**SUPPLIED DATA**:
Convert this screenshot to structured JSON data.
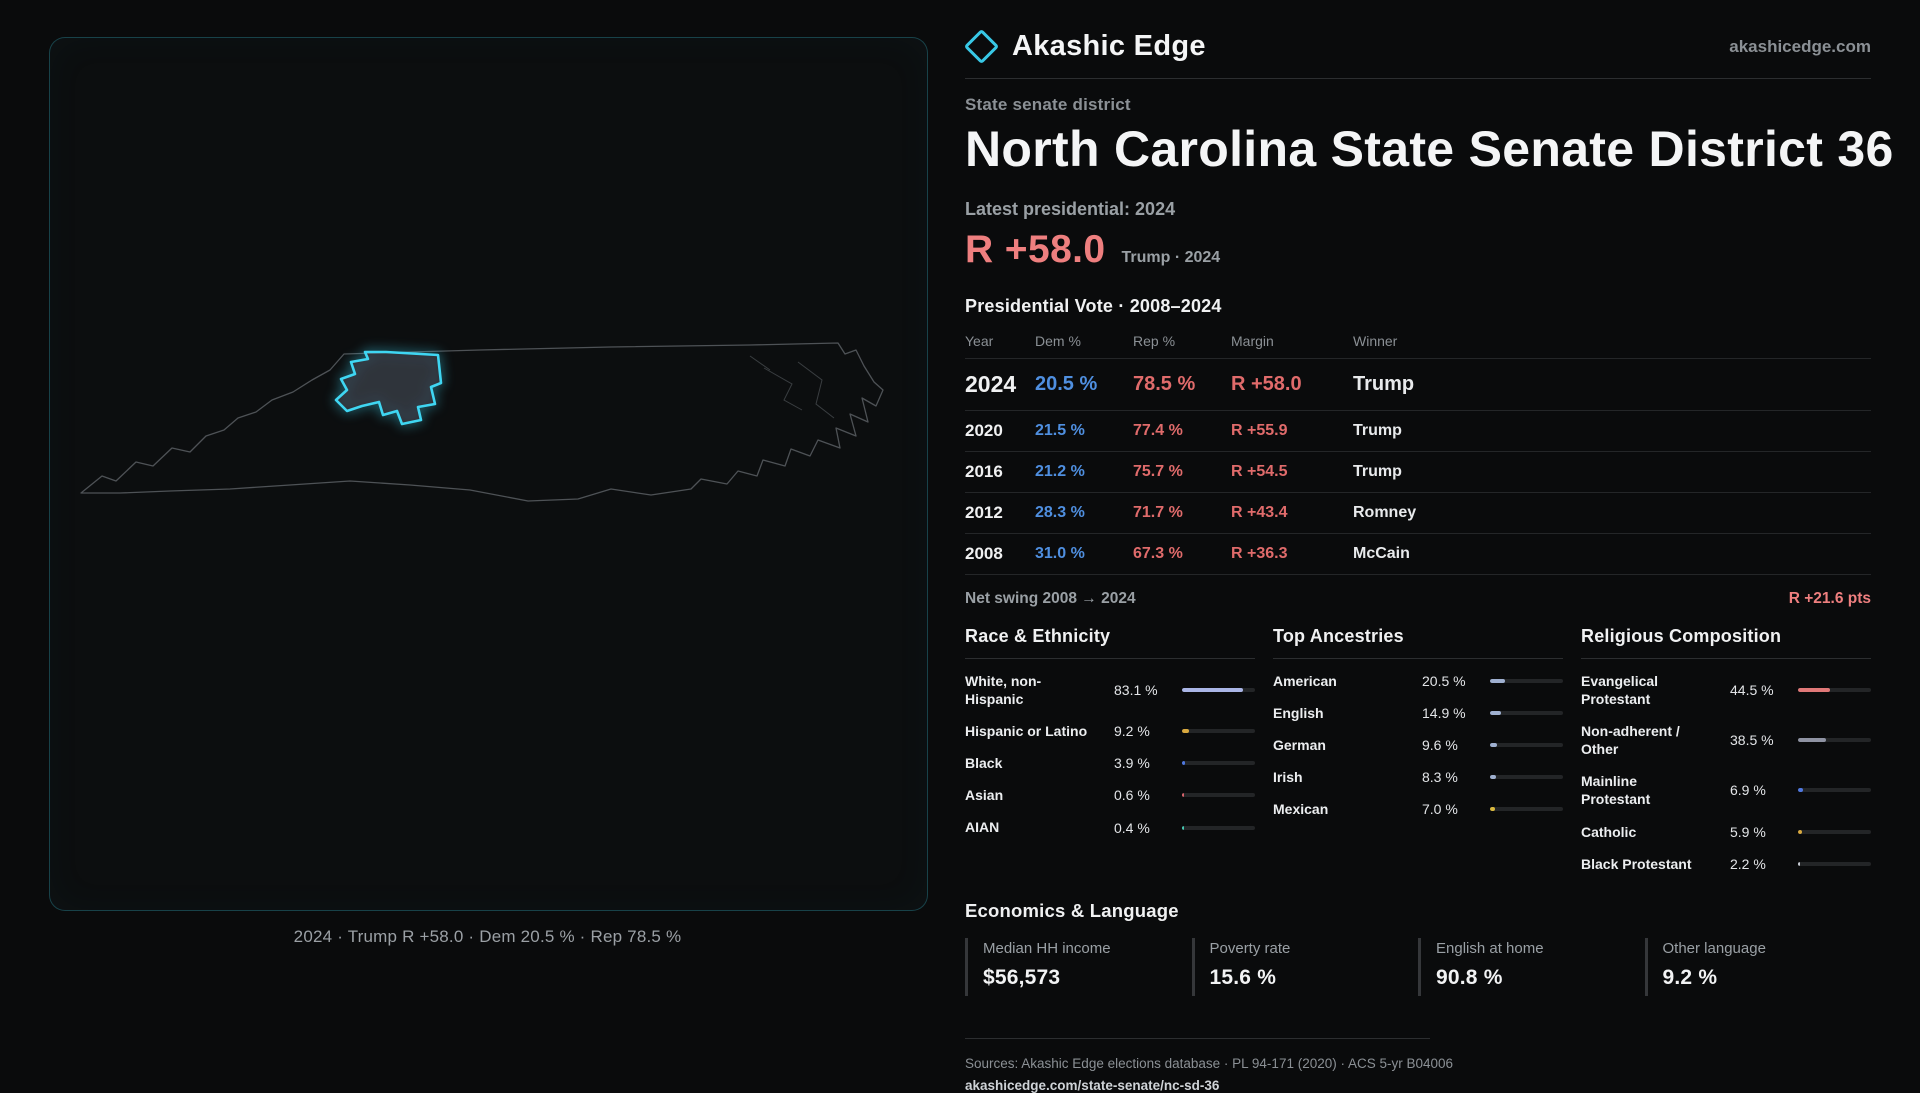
{
  "page": {
    "background": "#0a0b0c"
  },
  "colors": {
    "accent_cyan": "#3fd6f2",
    "republican_red": "#e06b6b",
    "democrat_blue": "#4f8fe0",
    "margin_salmon": "#ee7f7f",
    "muted_text": "#8b9095",
    "bar_track": "#232527"
  },
  "map": {
    "caption": "2024 · Trump R +58.0 · Dem 20.5 % · Rep 78.5 %",
    "highlighted_district": "NC State Senate District 36"
  },
  "header": {
    "brand": "Akashic Edge",
    "site_link": "akashicedge.com"
  },
  "district": {
    "kicker": "State senate district",
    "title": "North Carolina State Senate District 36",
    "latest_label": "Latest presidential: 2024",
    "headline_margin": "R +58.0",
    "headline_context": "Trump · 2024"
  },
  "vote_table": {
    "title": "Presidential Vote · 2008–2024",
    "columns": [
      "Year",
      "Dem %",
      "Rep %",
      "Margin",
      "Winner"
    ],
    "rows": [
      {
        "year": "2024",
        "dem": "20.5 %",
        "rep": "78.5 %",
        "margin": "R +58.0",
        "winner": "Trump",
        "featured": true
      },
      {
        "year": "2020",
        "dem": "21.5 %",
        "rep": "77.4 %",
        "margin": "R +55.9",
        "winner": "Trump",
        "featured": false
      },
      {
        "year": "2016",
        "dem": "21.2 %",
        "rep": "75.7 %",
        "margin": "R +54.5",
        "winner": "Trump",
        "featured": false
      },
      {
        "year": "2012",
        "dem": "28.3 %",
        "rep": "71.7 %",
        "margin": "R +43.4",
        "winner": "Romney",
        "featured": false
      },
      {
        "year": "2008",
        "dem": "31.0 %",
        "rep": "67.3 %",
        "margin": "R +36.3",
        "winner": "McCain",
        "featured": false
      }
    ]
  },
  "net_swing": {
    "label": "Net swing 2008 → 2024",
    "value": "R +21.6 pts"
  },
  "demographics": {
    "groups": [
      {
        "title": "Race & Ethnicity",
        "rows": [
          {
            "label": "White, non-Hispanic",
            "value": "83.1 %",
            "pct": 83.1,
            "color": "#aab6e6"
          },
          {
            "label": "Hispanic or Latino",
            "value": "9.2 %",
            "pct": 9.2,
            "color": "#d9a93f"
          },
          {
            "label": "Black",
            "value": "3.9 %",
            "pct": 3.9,
            "color": "#4f78e0"
          },
          {
            "label": "Asian",
            "value": "0.6 %",
            "pct": 0.6,
            "color": "#d9646c"
          },
          {
            "label": "AIAN",
            "value": "0.4 %",
            "pct": 0.4,
            "color": "#46c8b2"
          }
        ]
      },
      {
        "title": "Top Ancestries",
        "rows": [
          {
            "label": "American",
            "value": "20.5 %",
            "pct": 20.5,
            "color": "#9fb0d0"
          },
          {
            "label": "English",
            "value": "14.9 %",
            "pct": 14.9,
            "color": "#9fb0d0"
          },
          {
            "label": "German",
            "value": "9.6 %",
            "pct": 9.6,
            "color": "#9fb0d0"
          },
          {
            "label": "Irish",
            "value": "8.3 %",
            "pct": 8.3,
            "color": "#9fb0d0"
          },
          {
            "label": "Mexican",
            "value": "7.0 %",
            "pct": 7.0,
            "color": "#d9b93f"
          }
        ]
      },
      {
        "title": "Religious Composition",
        "rows": [
          {
            "label": "Evangelical Protestant",
            "value": "44.5 %",
            "pct": 44.5,
            "color": "#e07878"
          },
          {
            "label": "Non-adherent / Other",
            "value": "38.5 %",
            "pct": 38.5,
            "color": "#8f93a3"
          },
          {
            "label": "Mainline Protestant",
            "value": "6.9 %",
            "pct": 6.9,
            "color": "#4f78e0"
          },
          {
            "label": "Catholic",
            "value": "5.9 %",
            "pct": 5.9,
            "color": "#d9a93f"
          },
          {
            "label": "Black Protestant",
            "value": "2.2 %",
            "pct": 2.2,
            "color": "#c8ccd4"
          }
        ]
      }
    ]
  },
  "economics": {
    "title": "Economics & Language",
    "stats": [
      {
        "label": "Median HH income",
        "value": "$56,573"
      },
      {
        "label": "Poverty rate",
        "value": "15.6 %"
      },
      {
        "label": "English at home",
        "value": "90.8 %"
      },
      {
        "label": "Other language",
        "value": "9.2 %"
      }
    ]
  },
  "footer": {
    "sources": "Sources: Akashic Edge elections database · PL 94-171 (2020) · ACS 5-yr B04006",
    "url": "akashicedge.com/state-senate/nc-sd-36"
  }
}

**WHAT IS EXPECTED**: Reproduce every record word for word. The copy must contain no pictures.

**ANSWER**:
Convert this screenshot to structured JSON data.
{
  "page": {
    "background": "#0a0b0c"
  },
  "colors": {
    "accent_cyan": "#3fd6f2",
    "republican_red": "#e06b6b",
    "democrat_blue": "#4f8fe0",
    "margin_salmon": "#ee7f7f",
    "muted_text": "#8b9095",
    "bar_track": "#232527"
  },
  "map": {
    "caption": "2024 · Trump R +58.0 · Dem 20.5 % · Rep 78.5 %",
    "highlighted_district": "NC State Senate District 36"
  },
  "header": {
    "brand": "Akashic Edge",
    "site_link": "akashicedge.com"
  },
  "district": {
    "kicker": "State senate district",
    "title": "North Carolina State Senate District 36",
    "latest_label": "Latest presidential: 2024",
    "headline_margin": "R +58.0",
    "headline_context": "Trump · 2024"
  },
  "vote_table": {
    "title": "Presidential Vote · 2008–2024",
    "columns": [
      "Year",
      "Dem %",
      "Rep %",
      "Margin",
      "Winner"
    ],
    "rows": [
      {
        "year": "2024",
        "dem": "20.5 %",
        "rep": "78.5 %",
        "margin": "R +58.0",
        "winner": "Trump",
        "featured": true
      },
      {
        "year": "2020",
        "dem": "21.5 %",
        "rep": "77.4 %",
        "margin": "R +55.9",
        "winner": "Trump",
        "featured": false
      },
      {
        "year": "2016",
        "dem": "21.2 %",
        "rep": "75.7 %",
        "margin": "R +54.5",
        "winner": "Trump",
        "featured": false
      },
      {
        "year": "2012",
        "dem": "28.3 %",
        "rep": "71.7 %",
        "margin": "R +43.4",
        "winner": "Romney",
        "featured": false
      },
      {
        "year": "2008",
        "dem": "31.0 %",
        "rep": "67.3 %",
        "margin": "R +36.3",
        "winner": "McCain",
        "featured": false
      }
    ]
  },
  "net_swing": {
    "label": "Net swing 2008 → 2024",
    "value": "R +21.6 pts"
  },
  "demographics": {
    "groups": [
      {
        "title": "Race & Ethnicity",
        "rows": [
          {
            "label": "White, non-Hispanic",
            "value": "83.1 %",
            "pct": 83.1,
            "color": "#aab6e6"
          },
          {
            "label": "Hispanic or Latino",
            "value": "9.2 %",
            "pct": 9.2,
            "color": "#d9a93f"
          },
          {
            "label": "Black",
            "value": "3.9 %",
            "pct": 3.9,
            "color": "#4f78e0"
          },
          {
            "label": "Asian",
            "value": "0.6 %",
            "pct": 0.6,
            "color": "#d9646c"
          },
          {
            "label": "AIAN",
            "value": "0.4 %",
            "pct": 0.4,
            "color": "#46c8b2"
          }
        ]
      },
      {
        "title": "Top Ancestries",
        "rows": [
          {
            "label": "American",
            "value": "20.5 %",
            "pct": 20.5,
            "color": "#9fb0d0"
          },
          {
            "label": "English",
            "value": "14.9 %",
            "pct": 14.9,
            "color": "#9fb0d0"
          },
          {
            "label": "German",
            "value": "9.6 %",
            "pct": 9.6,
            "color": "#9fb0d0"
          },
          {
            "label": "Irish",
            "value": "8.3 %",
            "pct": 8.3,
            "color": "#9fb0d0"
          },
          {
            "label": "Mexican",
            "value": "7.0 %",
            "pct": 7.0,
            "color": "#d9b93f"
          }
        ]
      },
      {
        "title": "Religious Composition",
        "rows": [
          {
            "label": "Evangelical Protestant",
            "value": "44.5 %",
            "pct": 44.5,
            "color": "#e07878"
          },
          {
            "label": "Non-adherent / Other",
            "value": "38.5 %",
            "pct": 38.5,
            "color": "#8f93a3"
          },
          {
            "label": "Mainline Protestant",
            "value": "6.9 %",
            "pct": 6.9,
            "color": "#4f78e0"
          },
          {
            "label": "Catholic",
            "value": "5.9 %",
            "pct": 5.9,
            "color": "#d9a93f"
          },
          {
            "label": "Black Protestant",
            "value": "2.2 %",
            "pct": 2.2,
            "color": "#c8ccd4"
          }
        ]
      }
    ]
  },
  "economics": {
    "title": "Economics & Language",
    "stats": [
      {
        "label": "Median HH income",
        "value": "$56,573"
      },
      {
        "label": "Poverty rate",
        "value": "15.6 %"
      },
      {
        "label": "English at home",
        "value": "90.8 %"
      },
      {
        "label": "Other language",
        "value": "9.2 %"
      }
    ]
  },
  "footer": {
    "sources": "Sources: Akashic Edge elections database · PL 94-171 (2020) · ACS 5-yr B04006",
    "url": "akashicedge.com/state-senate/nc-sd-36"
  }
}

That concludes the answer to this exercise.